> [Your goal]: Return all of the data exactly, with nothing left out but the pictures.

> [Data section]:
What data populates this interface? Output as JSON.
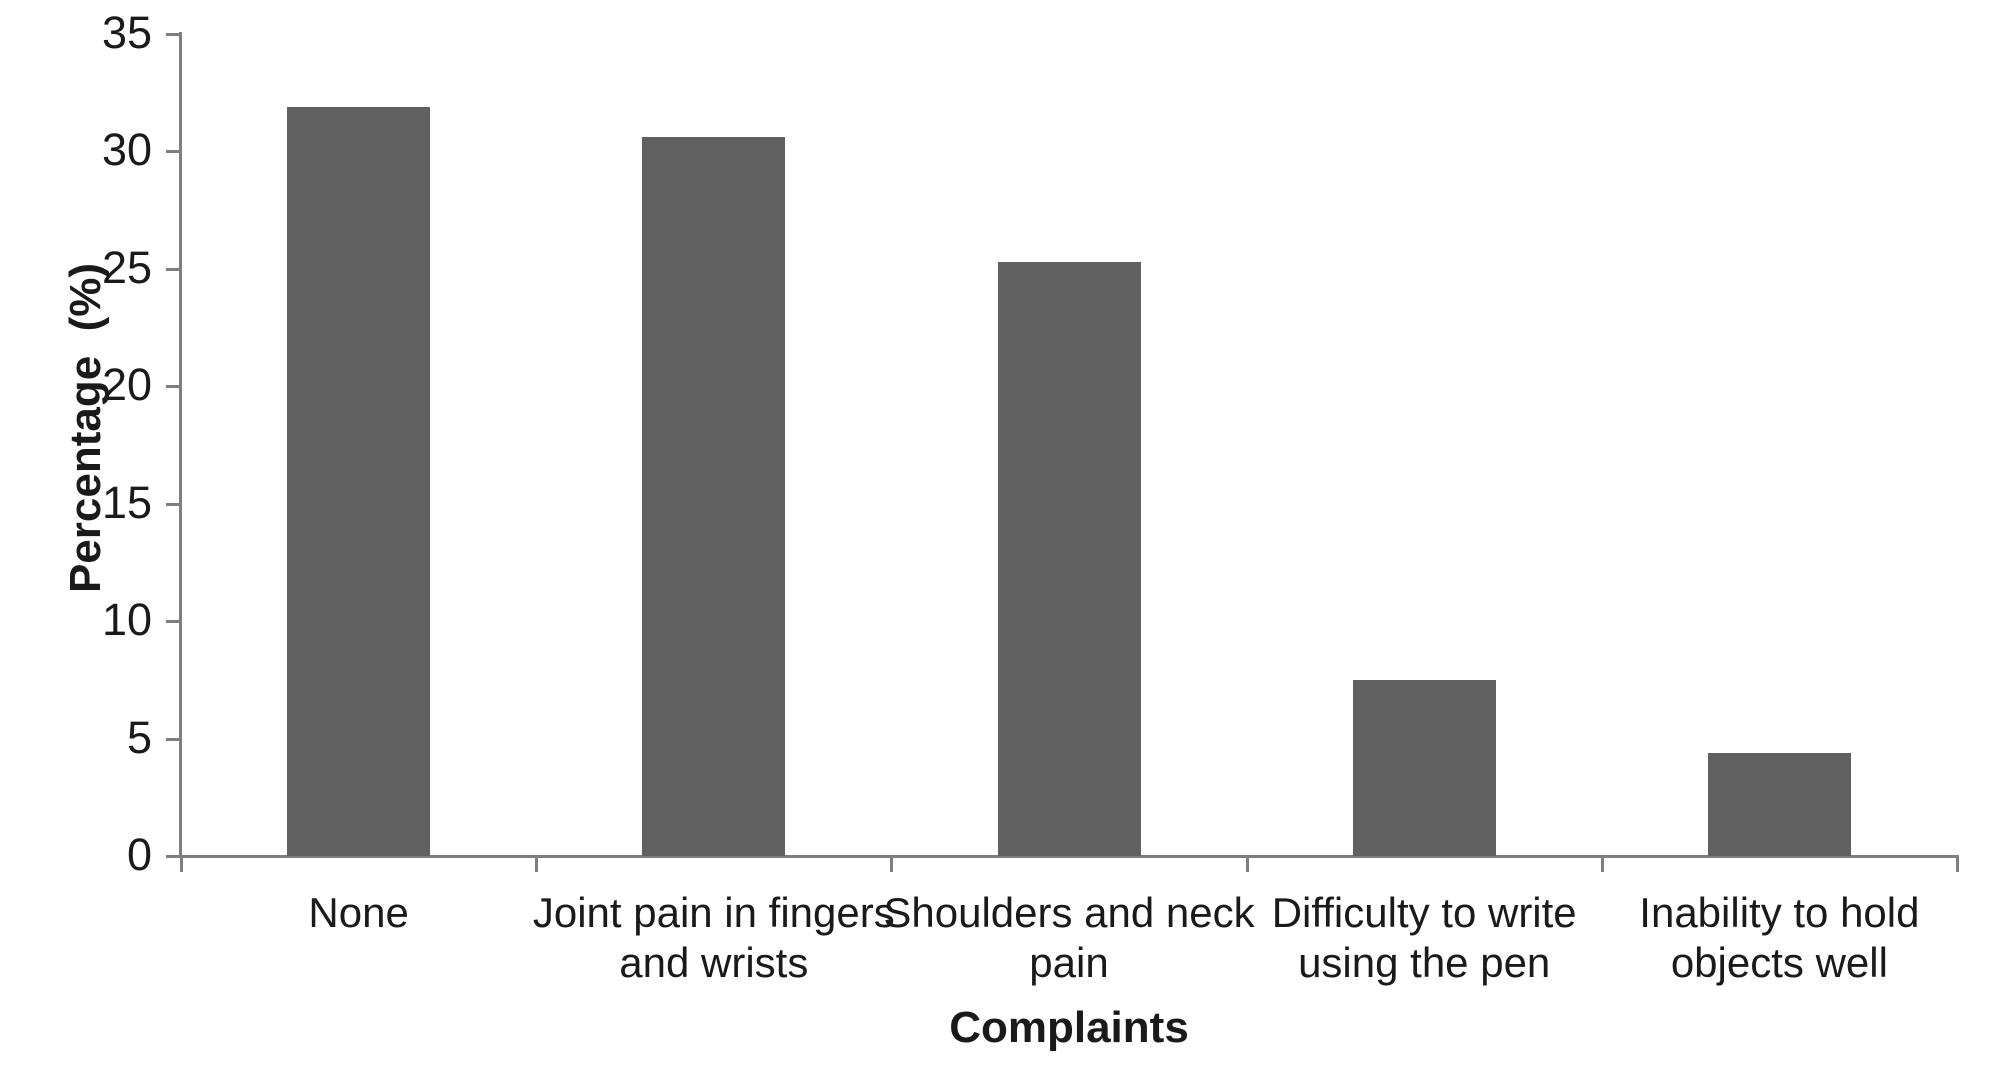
{
  "chart_data": {
    "type": "bar",
    "title": "",
    "categories": [
      "None",
      "Joint pain in fingers and wrists",
      "Shoulders and neck pain",
      "Difficulty to write using the pen",
      "Inability to hold objects well"
    ],
    "categories_display": [
      "None",
      "Joint pain in fingers\nand wrists",
      "Shoulders and neck\npain",
      "Difficulty to write\nusing the pen",
      "Inability to hold\nobjects well"
    ],
    "values": [
      31.9,
      30.6,
      25.3,
      7.5,
      4.4
    ],
    "xlabel": "Complaints",
    "ylabel": "Percentage  (%)",
    "ylim": [
      0,
      35
    ],
    "yticks": [
      0,
      5,
      10,
      15,
      20,
      25,
      30,
      35
    ],
    "grid": false,
    "legend": false,
    "data_labels": false,
    "bar_color": "#606060",
    "axis_color": "#7f7f7f",
    "text_color": "#1a1a1a",
    "background_color": "#ffffff"
  }
}
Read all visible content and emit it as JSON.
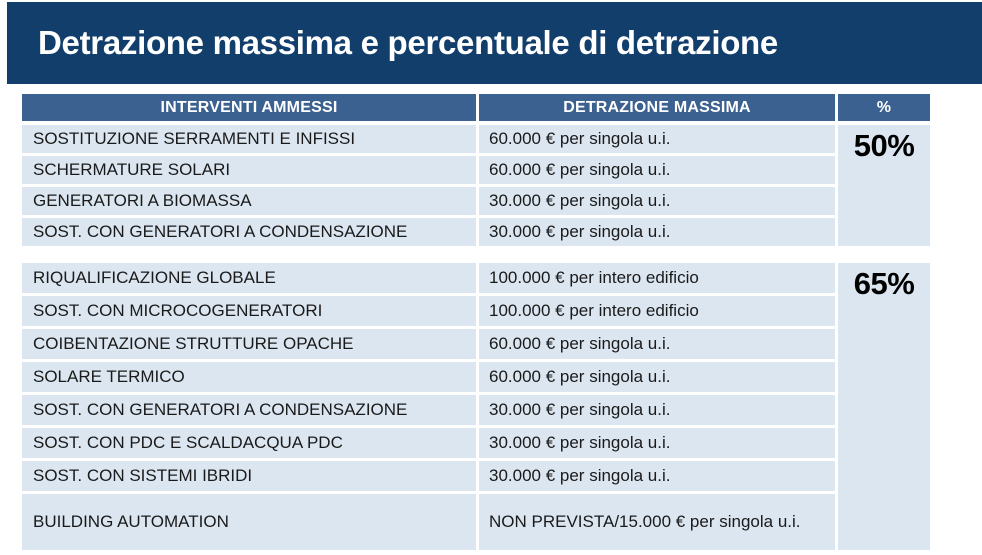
{
  "title": "Detrazione massima e percentuale di detrazione",
  "table": {
    "headers": [
      "INTERVENTI AMMESSI",
      "DETRAZIONE MASSIMA",
      "%"
    ],
    "groups": [
      {
        "percent": "50%",
        "rows": [
          {
            "intervento": "SOSTITUZIONE SERRAMENTI E INFISSI",
            "detrazione": "60.000 € per singola u.i."
          },
          {
            "intervento": "SCHERMATURE SOLARI",
            "detrazione": "60.000 € per singola u.i."
          },
          {
            "intervento": "GENERATORI A BIOMASSA",
            "detrazione": "30.000 € per singola u.i."
          },
          {
            "intervento": "SOST. CON GENERATORI A CONDENSAZIONE",
            "detrazione": "30.000 € per singola u.i."
          }
        ]
      },
      {
        "percent": "65%",
        "rows": [
          {
            "intervento": "RIQUALIFICAZIONE GLOBALE",
            "detrazione": "100.000 € per intero edificio"
          },
          {
            "intervento": "SOST. CON MICROCOGENERATORI",
            "detrazione": "100.000 € per intero edificio"
          },
          {
            "intervento": "COIBENTAZIONE STRUTTURE OPACHE",
            "detrazione": "60.000 € per singola u.i."
          },
          {
            "intervento": "SOLARE TERMICO",
            "detrazione": "60.000 € per singola u.i."
          },
          {
            "intervento": "SOST. CON GENERATORI A CONDENSAZIONE",
            "detrazione": "30.000 € per singola u.i."
          },
          {
            "intervento": "SOST. CON PDC E SCALDACQUA PDC",
            "detrazione": "30.000 € per singola u.i."
          },
          {
            "intervento": "SOST. CON SISTEMI IBRIDI",
            "detrazione": "30.000 € per singola u.i."
          },
          {
            "intervento": "BUILDING AUTOMATION",
            "detrazione": "NON PREVISTA/15.000 € per singola u.i."
          }
        ]
      }
    ]
  },
  "colors": {
    "banner_blue": "#123e6c",
    "header_blue": "#3b6191",
    "row_light_blue": "#dce6f1",
    "header_text": "#ffffff",
    "body_text": "#1a1a1a"
  }
}
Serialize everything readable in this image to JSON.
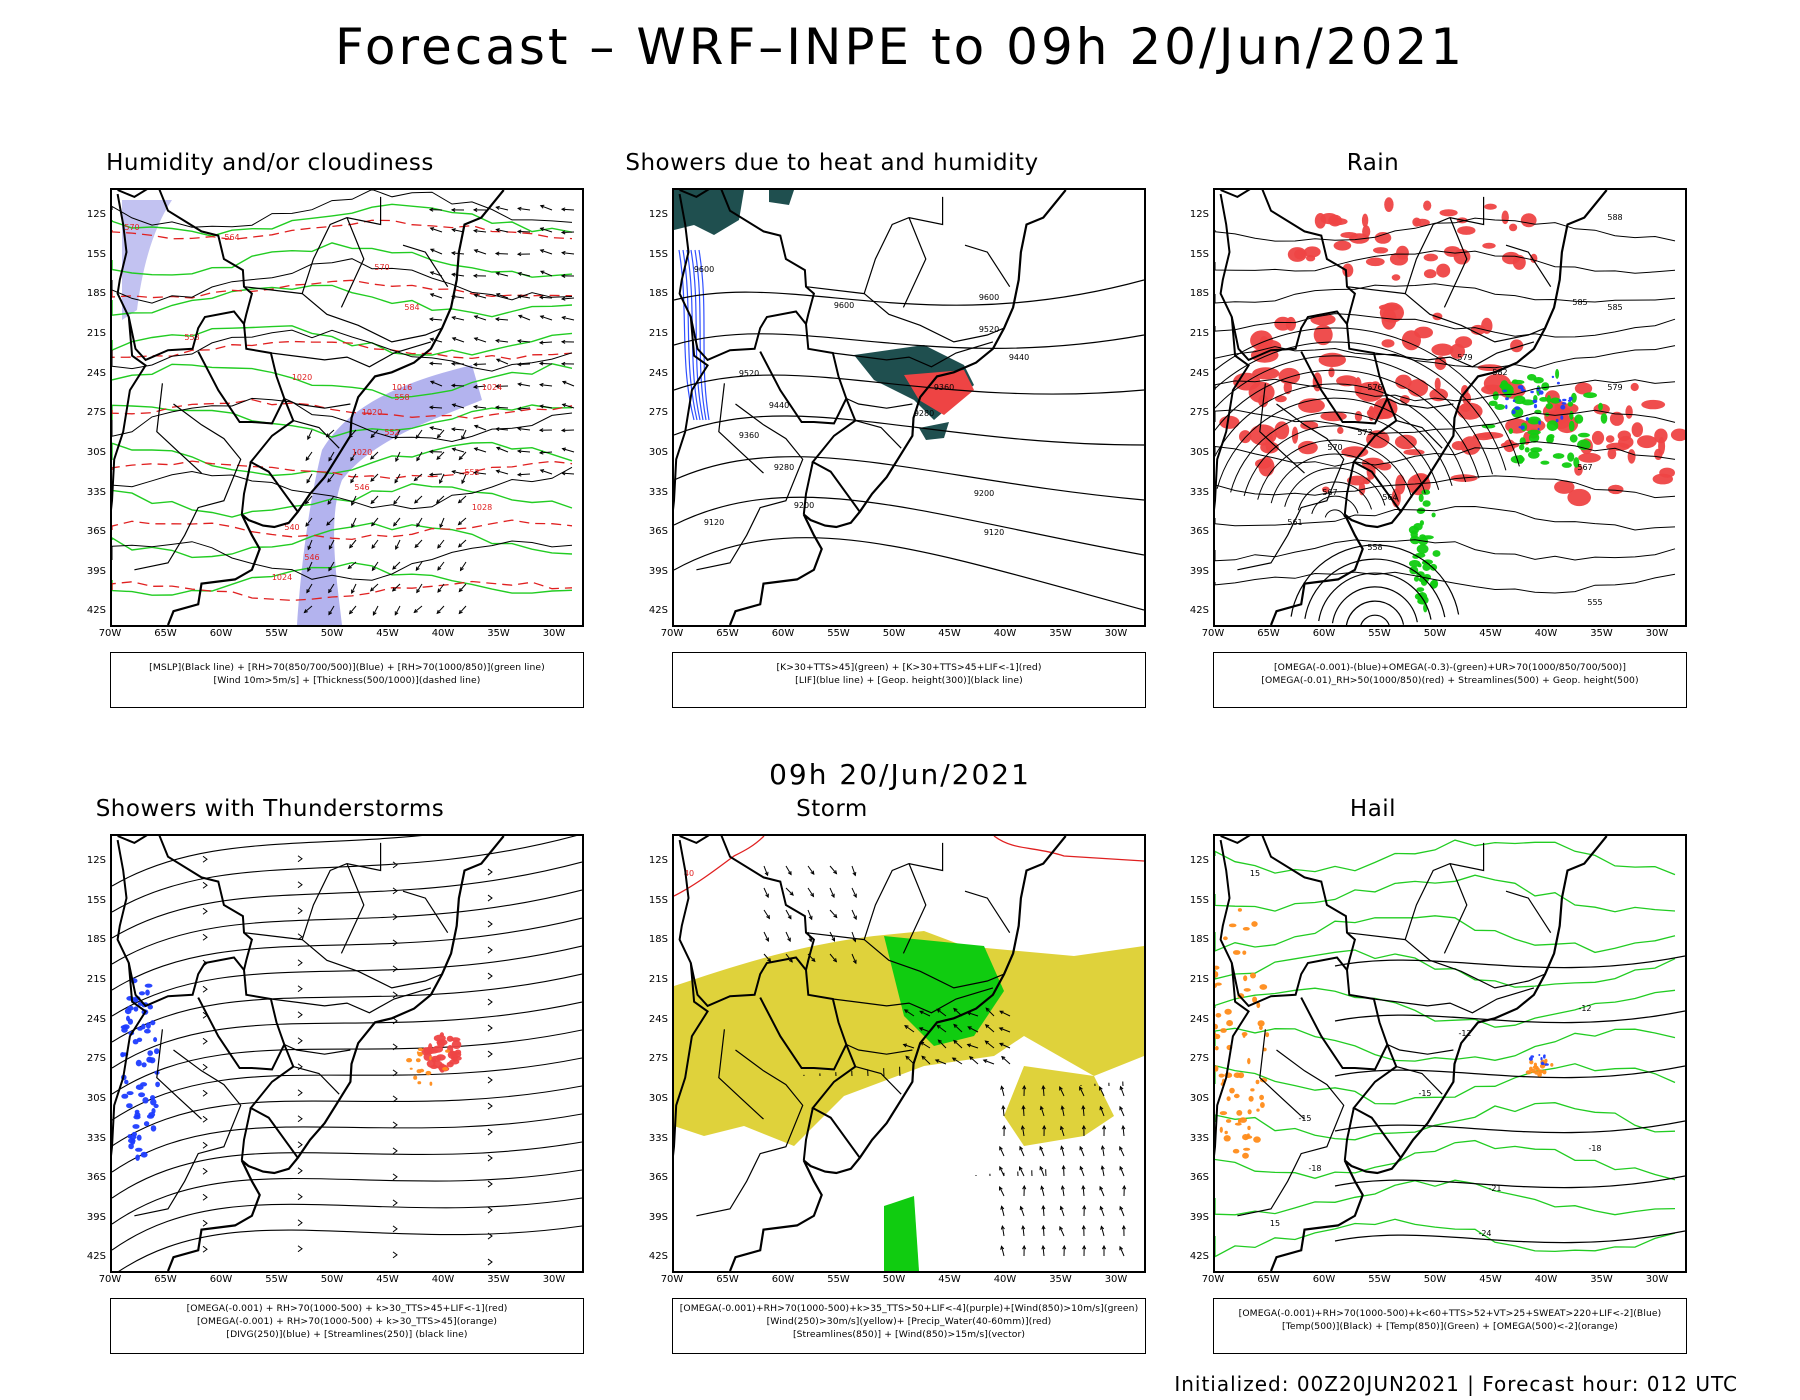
{
  "title": "Forecast – WRF–INPE to 09h 20/Jun/2021",
  "mid_title": "09h 20/Jun/2021",
  "footer": "Initialized: 00Z20JUN2021 | Forecast hour: 012 UTC",
  "lat_labels": [
    "12S",
    "15S",
    "18S",
    "21S",
    "24S",
    "27S",
    "30S",
    "33S",
    "36S",
    "39S",
    "42S"
  ],
  "lon_labels": [
    "70W",
    "65W",
    "60W",
    "55W",
    "50W",
    "45W",
    "40W",
    "35W",
    "30W"
  ],
  "panels": [
    {
      "title": "Humidity and/or cloudiness",
      "caption": [
        "[MSLP](Black line) + [RH>70(850/700/500)](Blue) + [RH>70(1000/850)](green line)",
        "[Wind 10m>5m/s] + [Thickness(500/1000)](dashed line)"
      ],
      "contour_labels": [
        "1020",
        "1020",
        "1016",
        "1020",
        "1024",
        "1028",
        "1024",
        "570",
        "564",
        "558",
        "552",
        "546",
        "540",
        "546",
        "552",
        "558",
        "584",
        "570"
      ]
    },
    {
      "title": "Showers due to heat and humidity",
      "caption": [
        "[K>30+TTS>45](green) + [K>30+TTS>45+LIF<-1](red)",
        "[LIF](blue line) + [Geop. height(300)](black line)"
      ],
      "contour_labels": [
        "9600",
        "9600",
        "9600",
        "9520",
        "9520",
        "9440",
        "9440",
        "9360",
        "9360",
        "9280",
        "9280",
        "9200",
        "9200",
        "9120",
        "9120"
      ]
    },
    {
      "title": "Rain",
      "caption": [
        "[OMEGA(-0.001)-(blue)+OMEGA(-0.3)-(green)+UR>70(1000/850/700/500)]",
        "[OMEGA(-0.01)_RH>50(1000/850)(red) + Streamlines(500) + Geop. height(500)"
      ],
      "contour_labels": [
        "588",
        "585",
        "582",
        "579",
        "576",
        "573",
        "570",
        "567",
        "564",
        "561",
        "558",
        "555",
        "585",
        "579",
        "567"
      ]
    },
    {
      "title": "Showers with Thunderstorms",
      "caption": [
        "[OMEGA(-0.001) + RH>70(1000-500) + k>30_TTS>45+LIF<-1](red)",
        "[OMEGA(-0.001) + RH>70(1000-500) + k>30_TTS>45](orange)",
        "[DIVG(250)](blue) + [Streamlines(250)] (black line)"
      ],
      "contour_labels": []
    },
    {
      "title": "Storm",
      "caption": [
        "[OMEGA(-0.001)+RH>70(1000-500)+k>35_TTS>50+LIF<-4](purple)+[Wind(850)>10m/s](green)",
        "[Wind(250)>30m/s](yellow)+ [Precip_Water(40-60mm)](red)",
        "[Streamlines(850)] + [Wind(850)>15m/s](vector)"
      ],
      "contour_labels": [
        "40"
      ]
    },
    {
      "title": "Hail",
      "caption": [
        "[OMEGA(-0.001)+RH>70(1000-500)+k<60+TTS>52+VT>25+SWEAT>220+LIF<-2](Blue)",
        "[Temp(500)](Black) + [Temp(850)](Green) + [OMEGA(500)<-2](orange)"
      ],
      "contour_labels": [
        "-12",
        "-12",
        "-15",
        "-15",
        "-18",
        "-18",
        "-21",
        "-24",
        "15",
        "15"
      ]
    }
  ],
  "colors": {
    "blue_fill": "#9a9ae8",
    "green_line": "#22cc22",
    "red_fill": "#ee4444",
    "dark_teal": "#1f4f4f",
    "yellow_fill": "#ddd030",
    "green_fill": "#10cc10",
    "orange": "#ff8c1a",
    "blue_dots": "#1e3cff"
  }
}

> [Reply]:
What data populates this interface? Output as JSON.
{
  "chart_data": {
    "type": "bar",
    "title": "",
    "categories": [
      "None",
      "Joint pain in fingers and wrists",
      "Shoulders and neck pain",
      "Difficulty to write using the pen",
      "Inability to hold objects well"
    ],
    "categories_display": [
      "None",
      "Joint pain in fingers\nand wrists",
      "Shoulders and neck\npain",
      "Difficulty to write\nusing the pen",
      "Inability to hold\nobjects well"
    ],
    "values": [
      31.9,
      30.6,
      25.3,
      7.5,
      4.4
    ],
    "xlabel": "Complaints",
    "ylabel": "Percentage  (%)",
    "ylim": [
      0,
      35
    ],
    "yticks": [
      0,
      5,
      10,
      15,
      20,
      25,
      30,
      35
    ],
    "grid": false,
    "legend": false,
    "data_labels": false,
    "bar_color": "#606060",
    "axis_color": "#7f7f7f",
    "text_color": "#1a1a1a",
    "background_color": "#ffffff"
  }
}
Read all visible content and emit it as JSON.
{
  "title": "Detrazione massima e percentuale di detrazione",
  "table": {
    "headers": [
      "INTERVENTI AMMESSI",
      "DETRAZIONE MASSIMA",
      "%"
    ],
    "groups": [
      {
        "percent": "50%",
        "rows": [
          {
            "intervento": "SOSTITUZIONE SERRAMENTI E INFISSI",
            "detrazione": "60.000 € per singola u.i."
          },
          {
            "intervento": "SCHERMATURE SOLARI",
            "detrazione": "60.000 € per singola u.i."
          },
          {
            "intervento": "GENERATORI A BIOMASSA",
            "detrazione": "30.000 € per singola u.i."
          },
          {
            "intervento": "SOST. CON GENERATORI A CONDENSAZIONE",
            "detrazione": "30.000 € per singola u.i."
          }
        ]
      },
      {
        "percent": "65%",
        "rows": [
          {
            "intervento": "RIQUALIFICAZIONE GLOBALE",
            "detrazione": "100.000 € per intero edificio"
          },
          {
            "intervento": "SOST. CON MICROCOGENERATORI",
            "detrazione": "100.000 € per intero edificio"
          },
          {
            "intervento": "COIBENTAZIONE STRUTTURE OPACHE",
            "detrazione": "60.000 € per singola u.i."
          },
          {
            "intervento": "SOLARE TERMICO",
            "detrazione": "60.000 € per singola u.i."
          },
          {
            "intervento": "SOST. CON GENERATORI A CONDENSAZIONE",
            "detrazione": "30.000 € per singola u.i."
          },
          {
            "intervento": "SOST. CON PDC E SCALDACQUA PDC",
            "detrazione": "30.000 € per singola u.i."
          },
          {
            "intervento": "SOST. CON SISTEMI IBRIDI",
            "detrazione": "30.000 € per singola u.i."
          },
          {
            "intervento": "BUILDING AUTOMATION",
            "detrazione": "NON PREVISTA/15.000 € per singola u.i."
          }
        ]
      }
    ]
  },
  "colors": {
    "banner_blue": "#123e6c",
    "header_blue": "#3b6191",
    "row_light_blue": "#dce6f1",
    "header_text": "#ffffff",
    "body_text": "#1a1a1a"
  }
}
Serialize everything readable in this image to JSON.
{
  "title": "Forecast – WRF–INPE to 09h 20/Jun/2021",
  "mid_title": "09h 20/Jun/2021",
  "footer": "Initialized: 00Z20JUN2021 | Forecast hour: 012 UTC",
  "lat_labels": [
    "12S",
    "15S",
    "18S",
    "21S",
    "24S",
    "27S",
    "30S",
    "33S",
    "36S",
    "39S",
    "42S"
  ],
  "lon_labels": [
    "70W",
    "65W",
    "60W",
    "55W",
    "50W",
    "45W",
    "40W",
    "35W",
    "30W"
  ],
  "panels": [
    {
      "title": "Humidity and/or cloudiness",
      "caption": [
        "[MSLP](Black line) + [RH>70(850/700/500)](Blue) + [RH>70(1000/850)](green line)",
        "[Wind 10m>5m/s] + [Thickness(500/1000)](dashed line)"
      ],
      "contour_labels": [
        "1020",
        "1020",
        "1016",
        "1020",
        "1024",
        "1028",
        "1024",
        "570",
        "564",
        "558",
        "552",
        "546",
        "540",
        "546",
        "552",
        "558",
        "584",
        "570"
      ]
    },
    {
      "title": "Showers due to heat and humidity",
      "caption": [
        "[K>30+TTS>45](green) + [K>30+TTS>45+LIF<-1](red)",
        "[LIF](blue line) + [Geop. height(300)](black line)"
      ],
      "contour_labels": [
        "9600",
        "9600",
        "9600",
        "9520",
        "9520",
        "9440",
        "9440",
        "9360",
        "9360",
        "9280",
        "9280",
        "9200",
        "9200",
        "9120",
        "9120"
      ]
    },
    {
      "title": "Rain",
      "caption": [
        "[OMEGA(-0.001)-(blue)+OMEGA(-0.3)-(green)+UR>70(1000/850/700/500)]",
        "[OMEGA(-0.01)_RH>50(1000/850)(red) + Streamlines(500) + Geop. height(500)"
      ],
      "contour_labels": [
        "588",
        "585",
        "582",
        "579",
        "576",
        "573",
        "570",
        "567",
        "564",
        "561",
        "558",
        "555",
        "585",
        "579",
        "567"
      ]
    },
    {
      "title": "Showers with Thunderstorms",
      "caption": [
        "[OMEGA(-0.001) + RH>70(1000-500) + k>30_TTS>45+LIF<-1](red)",
        "[OMEGA(-0.001) + RH>70(1000-500) + k>30_TTS>45](orange)",
        "[DIVG(250)](blue) + [Streamlines(250)] (black line)"
      ],
      "contour_labels": []
    },
    {
      "title": "Storm",
      "caption": [
        "[OMEGA(-0.001)+RH>70(1000-500)+k>35_TTS>50+LIF<-4](purple)+[Wind(850)>10m/s](green)",
        "[Wind(250)>30m/s](yellow)+ [Precip_Water(40-60mm)](red)",
        "[Streamlines(850)] + [Wind(850)>15m/s](vector)"
      ],
      "contour_labels": [
        "40"
      ]
    },
    {
      "title": "Hail",
      "caption": [
        "[OMEGA(-0.001)+RH>70(1000-500)+k<60+TTS>52+VT>25+SWEAT>220+LIF<-2](Blue)",
        "[Temp(500)](Black) + [Temp(850)](Green) + [OMEGA(500)<-2](orange)"
      ],
      "contour_labels": [
        "-12",
        "-12",
        "-15",
        "-15",
        "-18",
        "-18",
        "-21",
        "-24",
        "15",
        "15"
      ]
    }
  ],
  "colors": {
    "blue_fill": "#9a9ae8",
    "green_line": "#22cc22",
    "red_fill": "#ee4444",
    "dark_teal": "#1f4f4f",
    "yellow_fill": "#ddd030",
    "green_fill": "#10cc10",
    "orange": "#ff8c1a",
    "blue_dots": "#1e3cff"
  }
}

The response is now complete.